Excerpts from a figure dataset
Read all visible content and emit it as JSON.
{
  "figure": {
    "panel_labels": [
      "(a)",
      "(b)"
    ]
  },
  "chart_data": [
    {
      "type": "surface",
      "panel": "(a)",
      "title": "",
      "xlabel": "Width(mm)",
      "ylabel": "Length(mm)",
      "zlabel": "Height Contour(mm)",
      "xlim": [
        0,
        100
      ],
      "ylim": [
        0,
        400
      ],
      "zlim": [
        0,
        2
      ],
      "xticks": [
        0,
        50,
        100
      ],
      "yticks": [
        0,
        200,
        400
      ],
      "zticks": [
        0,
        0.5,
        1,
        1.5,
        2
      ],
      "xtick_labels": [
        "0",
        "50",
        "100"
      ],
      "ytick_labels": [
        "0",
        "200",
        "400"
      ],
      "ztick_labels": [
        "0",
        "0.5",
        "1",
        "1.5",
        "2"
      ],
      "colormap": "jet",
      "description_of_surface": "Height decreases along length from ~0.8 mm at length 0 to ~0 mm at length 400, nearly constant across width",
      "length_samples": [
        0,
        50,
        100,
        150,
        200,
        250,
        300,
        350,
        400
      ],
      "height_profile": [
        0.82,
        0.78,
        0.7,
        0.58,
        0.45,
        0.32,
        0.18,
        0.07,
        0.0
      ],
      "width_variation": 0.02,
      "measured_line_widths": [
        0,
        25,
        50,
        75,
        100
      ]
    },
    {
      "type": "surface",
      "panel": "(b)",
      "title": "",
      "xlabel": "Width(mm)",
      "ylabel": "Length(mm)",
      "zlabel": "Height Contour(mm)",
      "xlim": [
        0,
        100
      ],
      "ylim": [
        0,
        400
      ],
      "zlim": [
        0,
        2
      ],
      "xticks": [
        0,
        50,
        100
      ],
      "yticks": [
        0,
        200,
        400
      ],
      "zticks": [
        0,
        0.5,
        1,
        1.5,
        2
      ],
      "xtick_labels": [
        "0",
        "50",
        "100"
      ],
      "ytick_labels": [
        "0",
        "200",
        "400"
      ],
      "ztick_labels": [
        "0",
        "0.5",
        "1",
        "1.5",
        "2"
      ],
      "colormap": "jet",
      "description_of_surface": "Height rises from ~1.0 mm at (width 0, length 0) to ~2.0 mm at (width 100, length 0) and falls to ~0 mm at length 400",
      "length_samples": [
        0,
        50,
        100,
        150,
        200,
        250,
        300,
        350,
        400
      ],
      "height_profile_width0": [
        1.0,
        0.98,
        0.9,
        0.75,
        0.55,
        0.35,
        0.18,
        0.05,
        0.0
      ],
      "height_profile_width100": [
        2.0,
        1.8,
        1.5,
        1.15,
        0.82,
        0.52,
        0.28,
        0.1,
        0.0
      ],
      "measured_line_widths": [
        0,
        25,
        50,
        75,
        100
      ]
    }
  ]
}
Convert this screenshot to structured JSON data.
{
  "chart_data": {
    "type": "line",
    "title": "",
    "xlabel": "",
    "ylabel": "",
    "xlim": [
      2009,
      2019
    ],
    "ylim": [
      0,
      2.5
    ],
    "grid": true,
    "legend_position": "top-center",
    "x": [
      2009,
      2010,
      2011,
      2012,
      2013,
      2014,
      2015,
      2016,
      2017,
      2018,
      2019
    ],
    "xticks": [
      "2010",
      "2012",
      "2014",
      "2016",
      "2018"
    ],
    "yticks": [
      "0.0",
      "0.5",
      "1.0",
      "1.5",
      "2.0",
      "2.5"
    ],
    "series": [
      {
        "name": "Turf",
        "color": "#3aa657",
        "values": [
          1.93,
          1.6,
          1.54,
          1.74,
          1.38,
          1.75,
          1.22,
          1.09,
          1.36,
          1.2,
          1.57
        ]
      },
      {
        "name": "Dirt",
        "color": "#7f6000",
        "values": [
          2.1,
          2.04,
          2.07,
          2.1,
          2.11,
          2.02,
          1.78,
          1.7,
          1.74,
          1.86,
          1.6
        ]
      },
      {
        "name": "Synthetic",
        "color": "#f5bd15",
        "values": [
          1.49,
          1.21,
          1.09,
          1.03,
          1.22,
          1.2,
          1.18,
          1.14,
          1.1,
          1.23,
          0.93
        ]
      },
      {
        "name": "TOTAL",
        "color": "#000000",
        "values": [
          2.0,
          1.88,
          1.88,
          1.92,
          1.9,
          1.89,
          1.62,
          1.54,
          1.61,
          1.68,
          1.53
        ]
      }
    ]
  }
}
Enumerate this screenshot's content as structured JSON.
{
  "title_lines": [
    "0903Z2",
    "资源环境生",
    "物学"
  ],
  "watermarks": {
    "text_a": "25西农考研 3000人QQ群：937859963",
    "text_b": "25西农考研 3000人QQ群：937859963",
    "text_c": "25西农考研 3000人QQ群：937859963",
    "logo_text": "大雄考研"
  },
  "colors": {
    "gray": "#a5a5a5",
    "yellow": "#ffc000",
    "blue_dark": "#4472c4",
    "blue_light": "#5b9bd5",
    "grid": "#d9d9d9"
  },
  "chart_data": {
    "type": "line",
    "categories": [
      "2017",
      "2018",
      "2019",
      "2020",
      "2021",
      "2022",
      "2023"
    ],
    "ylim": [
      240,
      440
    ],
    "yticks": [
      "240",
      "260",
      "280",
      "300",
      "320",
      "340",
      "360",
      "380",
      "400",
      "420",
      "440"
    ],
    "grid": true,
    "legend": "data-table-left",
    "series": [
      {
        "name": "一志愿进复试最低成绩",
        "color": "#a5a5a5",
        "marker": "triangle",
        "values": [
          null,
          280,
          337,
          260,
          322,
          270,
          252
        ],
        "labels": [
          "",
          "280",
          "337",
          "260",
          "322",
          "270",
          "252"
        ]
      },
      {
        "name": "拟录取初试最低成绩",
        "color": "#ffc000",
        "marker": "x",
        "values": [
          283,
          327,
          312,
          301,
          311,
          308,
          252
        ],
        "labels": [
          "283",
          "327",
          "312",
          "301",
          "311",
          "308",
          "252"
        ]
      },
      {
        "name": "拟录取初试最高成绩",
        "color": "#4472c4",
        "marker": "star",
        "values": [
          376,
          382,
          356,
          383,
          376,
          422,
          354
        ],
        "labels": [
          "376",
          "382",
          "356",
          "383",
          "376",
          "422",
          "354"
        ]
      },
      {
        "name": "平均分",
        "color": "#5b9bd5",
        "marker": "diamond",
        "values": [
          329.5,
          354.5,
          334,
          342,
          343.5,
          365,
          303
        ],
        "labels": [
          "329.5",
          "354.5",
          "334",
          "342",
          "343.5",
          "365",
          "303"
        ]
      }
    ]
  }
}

What you will do: Every record above should be copied exactly.

Answer to the problem:
Read all visible content and emit it as JSON.
{
  "figure": {
    "panel_labels": [
      "(a)",
      "(b)"
    ]
  },
  "chart_data": [
    {
      "type": "surface",
      "panel": "(a)",
      "title": "",
      "xlabel": "Width(mm)",
      "ylabel": "Length(mm)",
      "zlabel": "Height Contour(mm)",
      "xlim": [
        0,
        100
      ],
      "ylim": [
        0,
        400
      ],
      "zlim": [
        0,
        2
      ],
      "xticks": [
        0,
        50,
        100
      ],
      "yticks": [
        0,
        200,
        400
      ],
      "zticks": [
        0,
        0.5,
        1,
        1.5,
        2
      ],
      "xtick_labels": [
        "0",
        "50",
        "100"
      ],
      "ytick_labels": [
        "0",
        "200",
        "400"
      ],
      "ztick_labels": [
        "0",
        "0.5",
        "1",
        "1.5",
        "2"
      ],
      "colormap": "jet",
      "description_of_surface": "Height decreases along length from ~0.8 mm at length 0 to ~0 mm at length 400, nearly constant across width",
      "length_samples": [
        0,
        50,
        100,
        150,
        200,
        250,
        300,
        350,
        400
      ],
      "height_profile": [
        0.82,
        0.78,
        0.7,
        0.58,
        0.45,
        0.32,
        0.18,
        0.07,
        0.0
      ],
      "width_variation": 0.02,
      "measured_line_widths": [
        0,
        25,
        50,
        75,
        100
      ]
    },
    {
      "type": "surface",
      "panel": "(b)",
      "title": "",
      "xlabel": "Width(mm)",
      "ylabel": "Length(mm)",
      "zlabel": "Height Contour(mm)",
      "xlim": [
        0,
        100
      ],
      "ylim": [
        0,
        400
      ],
      "zlim": [
        0,
        2
      ],
      "xticks": [
        0,
        50,
        100
      ],
      "yticks": [
        0,
        200,
        400
      ],
      "zticks": [
        0,
        0.5,
        1,
        1.5,
        2
      ],
      "xtick_labels": [
        "0",
        "50",
        "100"
      ],
      "ytick_labels": [
        "0",
        "200",
        "400"
      ],
      "ztick_labels": [
        "0",
        "0.5",
        "1",
        "1.5",
        "2"
      ],
      "colormap": "jet",
      "description_of_surface": "Height rises from ~1.0 mm at (width 0, length 0) to ~2.0 mm at (width 100, length 0) and falls to ~0 mm at length 400",
      "length_samples": [
        0,
        50,
        100,
        150,
        200,
        250,
        300,
        350,
        400
      ],
      "height_profile_width0": [
        1.0,
        0.98,
        0.9,
        0.75,
        0.55,
        0.35,
        0.18,
        0.05,
        0.0
      ],
      "height_profile_width100": [
        2.0,
        1.8,
        1.5,
        1.15,
        0.82,
        0.52,
        0.28,
        0.1,
        0.0
      ],
      "measured_line_widths": [
        0,
        25,
        50,
        75,
        100
      ]
    }
  ]
}
Convert this screenshot to structured JSON data.
{
  "chart_data": {
    "type": "line",
    "title": "",
    "xlabel": "",
    "ylabel": "",
    "xlim": [
      2009,
      2019
    ],
    "ylim": [
      0,
      2.5
    ],
    "grid": true,
    "legend_position": "top-center",
    "x": [
      2009,
      2010,
      2011,
      2012,
      2013,
      2014,
      2015,
      2016,
      2017,
      2018,
      2019
    ],
    "xticks": [
      "2010",
      "2012",
      "2014",
      "2016",
      "2018"
    ],
    "yticks": [
      "0.0",
      "0.5",
      "1.0",
      "1.5",
      "2.0",
      "2.5"
    ],
    "series": [
      {
        "name": "Turf",
        "color": "#3aa657",
        "values": [
          1.93,
          1.6,
          1.54,
          1.74,
          1.38,
          1.75,
          1.22,
          1.09,
          1.36,
          1.2,
          1.57
        ]
      },
      {
        "name": "Dirt",
        "color": "#7f6000",
        "values": [
          2.1,
          2.04,
          2.07,
          2.1,
          2.11,
          2.02,
          1.78,
          1.7,
          1.74,
          1.86,
          1.6
        ]
      },
      {
        "name": "Synthetic",
        "color": "#f5bd15",
        "values": [
          1.49,
          1.21,
          1.09,
          1.03,
          1.22,
          1.2,
          1.18,
          1.14,
          1.1,
          1.23,
          0.93
        ]
      },
      {
        "name": "TOTAL",
        "color": "#000000",
        "values": [
          2.0,
          1.88,
          1.88,
          1.92,
          1.9,
          1.89,
          1.62,
          1.54,
          1.61,
          1.68,
          1.53
        ]
      }
    ]
  }
}
Enumerate this screenshot's content as structured JSON.
{
  "title_lines": [
    "0903Z2",
    "资源环境生",
    "物学"
  ],
  "watermarks": {
    "text_a": "25西农考研 3000人QQ群：937859963",
    "text_b": "25西农考研 3000人QQ群：937859963",
    "text_c": "25西农考研 3000人QQ群：937859963",
    "logo_text": "大雄考研"
  },
  "colors": {
    "gray": "#a5a5a5",
    "yellow": "#ffc000",
    "blue_dark": "#4472c4",
    "blue_light": "#5b9bd5",
    "grid": "#d9d9d9"
  },
  "chart_data": {
    "type": "line",
    "categories": [
      "2017",
      "2018",
      "2019",
      "2020",
      "2021",
      "2022",
      "2023"
    ],
    "ylim": [
      240,
      440
    ],
    "yticks": [
      "240",
      "260",
      "280",
      "300",
      "320",
      "340",
      "360",
      "380",
      "400",
      "420",
      "440"
    ],
    "grid": true,
    "legend": "data-table-left",
    "series": [
      {
        "name": "一志愿进复试最低成绩",
        "color": "#a5a5a5",
        "marker": "triangle",
        "values": [
          null,
          280,
          337,
          260,
          322,
          270,
          252
        ],
        "labels": [
          "",
          "280",
          "337",
          "260",
          "322",
          "270",
          "252"
        ]
      },
      {
        "name": "拟录取初试最低成绩",
        "color": "#ffc000",
        "marker": "x",
        "values": [
          283,
          327,
          312,
          301,
          311,
          308,
          252
        ],
        "labels": [
          "283",
          "327",
          "312",
          "301",
          "311",
          "308",
          "252"
        ]
      },
      {
        "name": "拟录取初试最高成绩",
        "color": "#4472c4",
        "marker": "star",
        "values": [
          376,
          382,
          356,
          383,
          376,
          422,
          354
        ],
        "labels": [
          "376",
          "382",
          "356",
          "383",
          "376",
          "422",
          "354"
        ]
      },
      {
        "name": "平均分",
        "color": "#5b9bd5",
        "marker": "diamond",
        "values": [
          329.5,
          354.5,
          334,
          342,
          343.5,
          365,
          303
        ],
        "labels": [
          "329.5",
          "354.5",
          "334",
          "342",
          "343.5",
          "365",
          "303"
        ]
      }
    ]
  }
}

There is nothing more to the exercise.